» **The task**
Output each entry exactly; skip nothing.

» **Listing**

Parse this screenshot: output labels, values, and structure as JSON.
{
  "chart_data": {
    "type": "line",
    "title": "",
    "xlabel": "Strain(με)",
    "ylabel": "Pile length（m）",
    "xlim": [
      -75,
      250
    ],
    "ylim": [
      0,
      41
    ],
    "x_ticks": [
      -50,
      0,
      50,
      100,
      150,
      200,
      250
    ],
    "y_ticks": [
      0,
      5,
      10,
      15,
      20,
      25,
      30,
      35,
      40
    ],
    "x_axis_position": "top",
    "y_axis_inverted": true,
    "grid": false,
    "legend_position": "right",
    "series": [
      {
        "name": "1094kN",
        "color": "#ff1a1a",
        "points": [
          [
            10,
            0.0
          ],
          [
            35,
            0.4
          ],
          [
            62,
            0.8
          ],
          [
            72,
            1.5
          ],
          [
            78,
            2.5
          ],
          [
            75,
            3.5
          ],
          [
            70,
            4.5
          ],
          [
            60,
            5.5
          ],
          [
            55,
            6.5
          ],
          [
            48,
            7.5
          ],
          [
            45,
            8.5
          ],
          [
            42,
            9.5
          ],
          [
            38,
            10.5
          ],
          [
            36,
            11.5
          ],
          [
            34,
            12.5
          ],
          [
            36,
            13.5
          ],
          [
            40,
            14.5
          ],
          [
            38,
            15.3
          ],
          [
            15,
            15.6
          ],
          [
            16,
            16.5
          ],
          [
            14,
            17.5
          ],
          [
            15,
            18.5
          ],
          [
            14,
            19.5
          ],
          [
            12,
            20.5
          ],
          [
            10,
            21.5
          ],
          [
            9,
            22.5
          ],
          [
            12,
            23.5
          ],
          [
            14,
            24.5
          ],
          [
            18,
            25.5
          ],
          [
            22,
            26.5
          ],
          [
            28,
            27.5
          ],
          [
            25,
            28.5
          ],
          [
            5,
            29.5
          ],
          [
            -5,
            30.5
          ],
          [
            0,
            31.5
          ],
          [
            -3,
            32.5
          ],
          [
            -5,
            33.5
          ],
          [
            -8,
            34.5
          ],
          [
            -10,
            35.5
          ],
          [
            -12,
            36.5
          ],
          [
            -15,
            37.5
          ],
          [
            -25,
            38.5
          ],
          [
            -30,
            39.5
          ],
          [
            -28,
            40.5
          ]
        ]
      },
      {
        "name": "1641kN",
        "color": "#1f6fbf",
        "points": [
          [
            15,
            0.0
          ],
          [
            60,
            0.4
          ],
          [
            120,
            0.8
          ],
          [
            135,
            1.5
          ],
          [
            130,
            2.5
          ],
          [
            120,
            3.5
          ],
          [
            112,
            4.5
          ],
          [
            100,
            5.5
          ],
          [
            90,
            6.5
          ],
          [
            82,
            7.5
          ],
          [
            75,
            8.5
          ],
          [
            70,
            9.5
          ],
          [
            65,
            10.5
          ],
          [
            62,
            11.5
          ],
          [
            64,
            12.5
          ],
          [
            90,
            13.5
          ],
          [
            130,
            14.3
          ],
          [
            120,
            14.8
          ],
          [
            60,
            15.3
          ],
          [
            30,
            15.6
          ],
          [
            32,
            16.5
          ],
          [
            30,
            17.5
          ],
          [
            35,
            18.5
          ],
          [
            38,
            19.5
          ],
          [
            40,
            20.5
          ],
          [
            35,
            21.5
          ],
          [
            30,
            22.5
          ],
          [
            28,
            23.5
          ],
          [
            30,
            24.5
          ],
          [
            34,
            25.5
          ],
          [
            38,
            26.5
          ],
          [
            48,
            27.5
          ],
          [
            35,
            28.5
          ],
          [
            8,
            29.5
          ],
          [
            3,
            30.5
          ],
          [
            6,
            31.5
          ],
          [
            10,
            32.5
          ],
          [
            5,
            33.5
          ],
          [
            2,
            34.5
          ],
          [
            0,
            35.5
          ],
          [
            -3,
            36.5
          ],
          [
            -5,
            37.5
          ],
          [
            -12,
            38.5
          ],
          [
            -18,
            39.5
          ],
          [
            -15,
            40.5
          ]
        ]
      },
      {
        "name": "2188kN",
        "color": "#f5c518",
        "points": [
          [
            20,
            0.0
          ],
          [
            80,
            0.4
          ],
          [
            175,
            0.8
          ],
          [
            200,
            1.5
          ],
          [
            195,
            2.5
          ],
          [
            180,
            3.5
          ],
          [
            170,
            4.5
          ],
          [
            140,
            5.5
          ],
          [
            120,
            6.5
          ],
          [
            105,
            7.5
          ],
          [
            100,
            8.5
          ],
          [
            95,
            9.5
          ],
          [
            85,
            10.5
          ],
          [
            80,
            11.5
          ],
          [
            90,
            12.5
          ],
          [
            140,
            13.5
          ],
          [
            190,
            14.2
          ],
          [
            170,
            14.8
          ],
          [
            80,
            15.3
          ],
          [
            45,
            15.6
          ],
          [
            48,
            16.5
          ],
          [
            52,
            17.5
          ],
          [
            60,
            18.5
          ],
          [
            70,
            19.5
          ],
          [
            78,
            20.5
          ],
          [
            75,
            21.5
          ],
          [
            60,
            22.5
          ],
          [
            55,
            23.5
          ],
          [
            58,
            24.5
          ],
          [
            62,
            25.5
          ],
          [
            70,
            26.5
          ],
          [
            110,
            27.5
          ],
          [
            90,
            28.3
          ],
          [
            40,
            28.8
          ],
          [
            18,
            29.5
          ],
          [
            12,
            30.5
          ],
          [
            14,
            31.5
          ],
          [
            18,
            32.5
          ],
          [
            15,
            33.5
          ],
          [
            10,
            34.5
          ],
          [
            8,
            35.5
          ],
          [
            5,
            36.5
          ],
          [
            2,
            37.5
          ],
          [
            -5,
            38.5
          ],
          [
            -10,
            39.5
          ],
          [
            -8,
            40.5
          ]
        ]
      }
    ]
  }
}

» **Full answer**
Parse this screenshot: output labels, values, and structure as JSON.
{
  "chart_data": {
    "type": "line",
    "title": "",
    "xlabel": "Strain(με)",
    "ylabel": "Pile length（m）",
    "xlim": [
      -75,
      250
    ],
    "ylim": [
      0,
      41
    ],
    "x_ticks": [
      -50,
      0,
      50,
      100,
      150,
      200,
      250
    ],
    "y_ticks": [
      0,
      5,
      10,
      15,
      20,
      25,
      30,
      35,
      40
    ],
    "x_axis_position": "top",
    "y_axis_inverted": true,
    "grid": false,
    "legend_position": "right",
    "series": [
      {
        "name": "1094kN",
        "color": "#ff1a1a",
        "points": [
          [
            10,
            0.0
          ],
          [
            35,
            0.4
          ],
          [
            62,
            0.8
          ],
          [
            72,
            1.5
          ],
          [
            78,
            2.5
          ],
          [
            75,
            3.5
          ],
          [
            70,
            4.5
          ],
          [
            60,
            5.5
          ],
          [
            55,
            6.5
          ],
          [
            48,
            7.5
          ],
          [
            45,
            8.5
          ],
          [
            42,
            9.5
          ],
          [
            38,
            10.5
          ],
          [
            36,
            11.5
          ],
          [
            34,
            12.5
          ],
          [
            36,
            13.5
          ],
          [
            40,
            14.5
          ],
          [
            38,
            15.3
          ],
          [
            15,
            15.6
          ],
          [
            16,
            16.5
          ],
          [
            14,
            17.5
          ],
          [
            15,
            18.5
          ],
          [
            14,
            19.5
          ],
          [
            12,
            20.5
          ],
          [
            10,
            21.5
          ],
          [
            9,
            22.5
          ],
          [
            12,
            23.5
          ],
          [
            14,
            24.5
          ],
          [
            18,
            25.5
          ],
          [
            22,
            26.5
          ],
          [
            28,
            27.5
          ],
          [
            25,
            28.5
          ],
          [
            5,
            29.5
          ],
          [
            -5,
            30.5
          ],
          [
            0,
            31.5
          ],
          [
            -3,
            32.5
          ],
          [
            -5,
            33.5
          ],
          [
            -8,
            34.5
          ],
          [
            -10,
            35.5
          ],
          [
            -12,
            36.5
          ],
          [
            -15,
            37.5
          ],
          [
            -25,
            38.5
          ],
          [
            -30,
            39.5
          ],
          [
            -28,
            40.5
          ]
        ]
      },
      {
        "name": "1641kN",
        "color": "#1f6fbf",
        "points": [
          [
            15,
            0.0
          ],
          [
            60,
            0.4
          ],
          [
            120,
            0.8
          ],
          [
            135,
            1.5
          ],
          [
            130,
            2.5
          ],
          [
            120,
            3.5
          ],
          [
            112,
            4.5
          ],
          [
            100,
            5.5
          ],
          [
            90,
            6.5
          ],
          [
            82,
            7.5
          ],
          [
            75,
            8.5
          ],
          [
            70,
            9.5
          ],
          [
            65,
            10.5
          ],
          [
            62,
            11.5
          ],
          [
            64,
            12.5
          ],
          [
            90,
            13.5
          ],
          [
            130,
            14.3
          ],
          [
            120,
            14.8
          ],
          [
            60,
            15.3
          ],
          [
            30,
            15.6
          ],
          [
            32,
            16.5
          ],
          [
            30,
            17.5
          ],
          [
            35,
            18.5
          ],
          [
            38,
            19.5
          ],
          [
            40,
            20.5
          ],
          [
            35,
            21.5
          ],
          [
            30,
            22.5
          ],
          [
            28,
            23.5
          ],
          [
            30,
            24.5
          ],
          [
            34,
            25.5
          ],
          [
            38,
            26.5
          ],
          [
            48,
            27.5
          ],
          [
            35,
            28.5
          ],
          [
            8,
            29.5
          ],
          [
            3,
            30.5
          ],
          [
            6,
            31.5
          ],
          [
            10,
            32.5
          ],
          [
            5,
            33.5
          ],
          [
            2,
            34.5
          ],
          [
            0,
            35.5
          ],
          [
            -3,
            36.5
          ],
          [
            -5,
            37.5
          ],
          [
            -12,
            38.5
          ],
          [
            -18,
            39.5
          ],
          [
            -15,
            40.5
          ]
        ]
      },
      {
        "name": "2188kN",
        "color": "#f5c518",
        "points": [
          [
            20,
            0.0
          ],
          [
            80,
            0.4
          ],
          [
            175,
            0.8
          ],
          [
            200,
            1.5
          ],
          [
            195,
            2.5
          ],
          [
            180,
            3.5
          ],
          [
            170,
            4.5
          ],
          [
            140,
            5.5
          ],
          [
            120,
            6.5
          ],
          [
            105,
            7.5
          ],
          [
            100,
            8.5
          ],
          [
            95,
            9.5
          ],
          [
            85,
            10.5
          ],
          [
            80,
            11.5
          ],
          [
            90,
            12.5
          ],
          [
            140,
            13.5
          ],
          [
            190,
            14.2
          ],
          [
            170,
            14.8
          ],
          [
            80,
            15.3
          ],
          [
            45,
            15.6
          ],
          [
            48,
            16.5
          ],
          [
            52,
            17.5
          ],
          [
            60,
            18.5
          ],
          [
            70,
            19.5
          ],
          [
            78,
            20.5
          ],
          [
            75,
            21.5
          ],
          [
            60,
            22.5
          ],
          [
            55,
            23.5
          ],
          [
            58,
            24.5
          ],
          [
            62,
            25.5
          ],
          [
            70,
            26.5
          ],
          [
            110,
            27.5
          ],
          [
            90,
            28.3
          ],
          [
            40,
            28.8
          ],
          [
            18,
            29.5
          ],
          [
            12,
            30.5
          ],
          [
            14,
            31.5
          ],
          [
            18,
            32.5
          ],
          [
            15,
            33.5
          ],
          [
            10,
            34.5
          ],
          [
            8,
            35.5
          ],
          [
            5,
            36.5
          ],
          [
            2,
            37.5
          ],
          [
            -5,
            38.5
          ],
          [
            -10,
            39.5
          ],
          [
            -8,
            40.5
          ]
        ]
      }
    ]
  }
}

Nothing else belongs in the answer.